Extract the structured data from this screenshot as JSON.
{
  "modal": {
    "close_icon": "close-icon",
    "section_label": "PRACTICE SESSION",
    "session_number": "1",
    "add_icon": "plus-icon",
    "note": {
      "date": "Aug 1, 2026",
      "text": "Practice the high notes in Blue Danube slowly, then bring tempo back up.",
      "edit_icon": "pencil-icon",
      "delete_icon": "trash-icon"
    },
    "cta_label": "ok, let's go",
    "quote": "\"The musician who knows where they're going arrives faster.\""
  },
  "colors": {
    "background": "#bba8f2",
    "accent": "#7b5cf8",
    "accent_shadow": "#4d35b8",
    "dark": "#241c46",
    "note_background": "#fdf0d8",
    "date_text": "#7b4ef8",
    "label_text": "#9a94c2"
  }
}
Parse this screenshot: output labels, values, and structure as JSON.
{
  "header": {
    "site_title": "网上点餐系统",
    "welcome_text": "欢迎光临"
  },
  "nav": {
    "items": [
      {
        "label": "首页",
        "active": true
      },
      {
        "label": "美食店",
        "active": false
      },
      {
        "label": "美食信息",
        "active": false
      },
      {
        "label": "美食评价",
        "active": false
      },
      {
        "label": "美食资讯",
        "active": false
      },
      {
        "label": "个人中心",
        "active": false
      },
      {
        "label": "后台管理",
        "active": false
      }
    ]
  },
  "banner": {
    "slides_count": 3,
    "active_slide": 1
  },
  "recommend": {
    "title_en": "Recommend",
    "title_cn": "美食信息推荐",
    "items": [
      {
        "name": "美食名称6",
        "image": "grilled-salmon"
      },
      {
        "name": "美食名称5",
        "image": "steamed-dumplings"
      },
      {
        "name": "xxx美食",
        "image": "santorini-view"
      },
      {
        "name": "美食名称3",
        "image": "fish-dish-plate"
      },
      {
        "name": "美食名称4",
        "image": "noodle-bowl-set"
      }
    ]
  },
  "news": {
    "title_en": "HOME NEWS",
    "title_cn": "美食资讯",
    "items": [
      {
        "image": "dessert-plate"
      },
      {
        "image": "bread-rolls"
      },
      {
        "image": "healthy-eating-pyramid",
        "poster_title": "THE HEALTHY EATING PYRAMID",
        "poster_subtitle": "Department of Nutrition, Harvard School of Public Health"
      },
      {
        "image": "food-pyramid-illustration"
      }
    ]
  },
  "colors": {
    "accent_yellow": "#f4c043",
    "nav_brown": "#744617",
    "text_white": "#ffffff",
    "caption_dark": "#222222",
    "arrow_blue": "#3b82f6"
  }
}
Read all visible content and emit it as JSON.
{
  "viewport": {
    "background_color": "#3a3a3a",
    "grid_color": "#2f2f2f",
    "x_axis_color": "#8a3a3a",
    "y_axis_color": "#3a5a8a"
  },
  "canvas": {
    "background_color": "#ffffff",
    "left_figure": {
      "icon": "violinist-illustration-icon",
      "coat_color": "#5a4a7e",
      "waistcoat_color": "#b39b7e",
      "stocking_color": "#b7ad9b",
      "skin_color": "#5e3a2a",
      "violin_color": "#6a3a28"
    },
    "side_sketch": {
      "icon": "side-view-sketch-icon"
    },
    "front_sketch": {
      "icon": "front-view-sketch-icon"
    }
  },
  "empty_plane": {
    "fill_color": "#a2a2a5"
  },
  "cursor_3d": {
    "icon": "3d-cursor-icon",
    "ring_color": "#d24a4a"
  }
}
—————
> _Exercise directions_
Copy each line of the data exactly, leaving nothing out.

> _Reply_
Extract the structured data from this screenshot as JSON.
{
  "modal": {
    "close_icon": "close-icon",
    "section_label": "PRACTICE SESSION",
    "session_number": "1",
    "add_icon": "plus-icon",
    "note": {
      "date": "Aug 1, 2026",
      "text": "Practice the high notes in Blue Danube slowly, then bring tempo back up.",
      "edit_icon": "pencil-icon",
      "delete_icon": "trash-icon"
    },
    "cta_label": "ok, let's go",
    "quote": "\"The musician who knows where they're going arrives faster.\""
  },
  "colors": {
    "background": "#bba8f2",
    "accent": "#7b5cf8",
    "accent_shadow": "#4d35b8",
    "dark": "#241c46",
    "note_background": "#fdf0d8",
    "date_text": "#7b4ef8",
    "label_text": "#9a94c2"
  }
}
Parse this screenshot: output labels, values, and structure as JSON.
{
  "header": {
    "site_title": "网上点餐系统",
    "welcome_text": "欢迎光临"
  },
  "nav": {
    "items": [
      {
        "label": "首页",
        "active": true
      },
      {
        "label": "美食店",
        "active": false
      },
      {
        "label": "美食信息",
        "active": false
      },
      {
        "label": "美食评价",
        "active": false
      },
      {
        "label": "美食资讯",
        "active": false
      },
      {
        "label": "个人中心",
        "active": false
      },
      {
        "label": "后台管理",
        "active": false
      }
    ]
  },
  "banner": {
    "slides_count": 3,
    "active_slide": 1
  },
  "recommend": {
    "title_en": "Recommend",
    "title_cn": "美食信息推荐",
    "items": [
      {
        "name": "美食名称6",
        "image": "grilled-salmon"
      },
      {
        "name": "美食名称5",
        "image": "steamed-dumplings"
      },
      {
        "name": "xxx美食",
        "image": "santorini-view"
      },
      {
        "name": "美食名称3",
        "image": "fish-dish-plate"
      },
      {
        "name": "美食名称4",
        "image": "noodle-bowl-set"
      }
    ]
  },
  "news": {
    "title_en": "HOME NEWS",
    "title_cn": "美食资讯",
    "items": [
      {
        "image": "dessert-plate"
      },
      {
        "image": "bread-rolls"
      },
      {
        "image": "healthy-eating-pyramid",
        "poster_title": "THE HEALTHY EATING PYRAMID",
        "poster_subtitle": "Department of Nutrition, Harvard School of Public Health"
      },
      {
        "image": "food-pyramid-illustration"
      }
    ]
  },
  "colors": {
    "accent_yellow": "#f4c043",
    "nav_brown": "#744617",
    "text_white": "#ffffff",
    "caption_dark": "#222222",
    "arrow_blue": "#3b82f6"
  }
}
Read all visible content and emit it as JSON.
{
  "viewport": {
    "background_color": "#3a3a3a",
    "grid_color": "#2f2f2f",
    "x_axis_color": "#8a3a3a",
    "y_axis_color": "#3a5a8a"
  },
  "canvas": {
    "background_color": "#ffffff",
    "left_figure": {
      "icon": "violinist-illustration-icon",
      "coat_color": "#5a4a7e",
      "waistcoat_color": "#b39b7e",
      "stocking_color": "#b7ad9b",
      "skin_color": "#5e3a2a",
      "violin_color": "#6a3a28"
    },
    "side_sketch": {
      "icon": "side-view-sketch-icon"
    },
    "front_sketch": {
      "icon": "front-view-sketch-icon"
    }
  },
  "empty_plane": {
    "fill_color": "#a2a2a5"
  },
  "cursor_3d": {
    "icon": "3d-cursor-icon",
    "ring_color": "#d24a4a"
  }
}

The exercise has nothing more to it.